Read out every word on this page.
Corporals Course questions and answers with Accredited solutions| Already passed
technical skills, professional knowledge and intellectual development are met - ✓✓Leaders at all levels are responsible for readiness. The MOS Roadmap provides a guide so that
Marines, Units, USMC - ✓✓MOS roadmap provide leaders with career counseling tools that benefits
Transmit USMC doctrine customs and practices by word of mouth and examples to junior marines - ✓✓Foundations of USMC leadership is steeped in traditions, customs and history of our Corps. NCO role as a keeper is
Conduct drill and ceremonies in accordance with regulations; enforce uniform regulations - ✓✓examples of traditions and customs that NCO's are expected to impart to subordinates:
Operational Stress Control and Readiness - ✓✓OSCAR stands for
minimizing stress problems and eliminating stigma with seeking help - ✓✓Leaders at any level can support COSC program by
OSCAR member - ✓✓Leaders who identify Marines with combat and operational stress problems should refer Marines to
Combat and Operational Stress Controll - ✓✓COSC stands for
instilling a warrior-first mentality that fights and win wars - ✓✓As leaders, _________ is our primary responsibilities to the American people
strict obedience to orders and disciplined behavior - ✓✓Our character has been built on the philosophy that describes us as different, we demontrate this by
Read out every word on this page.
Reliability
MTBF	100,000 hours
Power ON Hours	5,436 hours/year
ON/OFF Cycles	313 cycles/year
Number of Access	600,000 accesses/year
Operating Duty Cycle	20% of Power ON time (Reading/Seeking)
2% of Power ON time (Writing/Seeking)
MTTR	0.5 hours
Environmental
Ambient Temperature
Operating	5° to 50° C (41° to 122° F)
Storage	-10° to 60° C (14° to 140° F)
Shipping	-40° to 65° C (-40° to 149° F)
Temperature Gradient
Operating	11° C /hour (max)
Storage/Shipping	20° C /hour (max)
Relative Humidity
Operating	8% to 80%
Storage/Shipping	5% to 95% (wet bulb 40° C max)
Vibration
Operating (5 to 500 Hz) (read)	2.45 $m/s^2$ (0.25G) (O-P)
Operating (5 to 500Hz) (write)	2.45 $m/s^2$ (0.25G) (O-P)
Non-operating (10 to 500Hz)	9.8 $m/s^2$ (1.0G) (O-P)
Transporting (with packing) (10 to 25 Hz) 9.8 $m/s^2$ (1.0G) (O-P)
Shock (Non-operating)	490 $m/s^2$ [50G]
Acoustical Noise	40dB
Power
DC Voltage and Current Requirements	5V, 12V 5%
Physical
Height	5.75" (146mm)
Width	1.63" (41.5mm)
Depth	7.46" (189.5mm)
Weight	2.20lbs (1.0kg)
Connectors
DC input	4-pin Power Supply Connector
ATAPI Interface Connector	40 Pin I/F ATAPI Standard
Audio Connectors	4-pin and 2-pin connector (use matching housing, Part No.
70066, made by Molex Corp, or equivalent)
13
__________
* **Exercise prompt**
In the records above, locate each line with the word "COSC". Copy all such lines.

* **Reply to the task**
minimizing stress problems and eliminating stigma with seeking help - ✓✓Leaders at any level can support COSC program by
Combat and Operational Stress Controll - ✓✓COSC stands for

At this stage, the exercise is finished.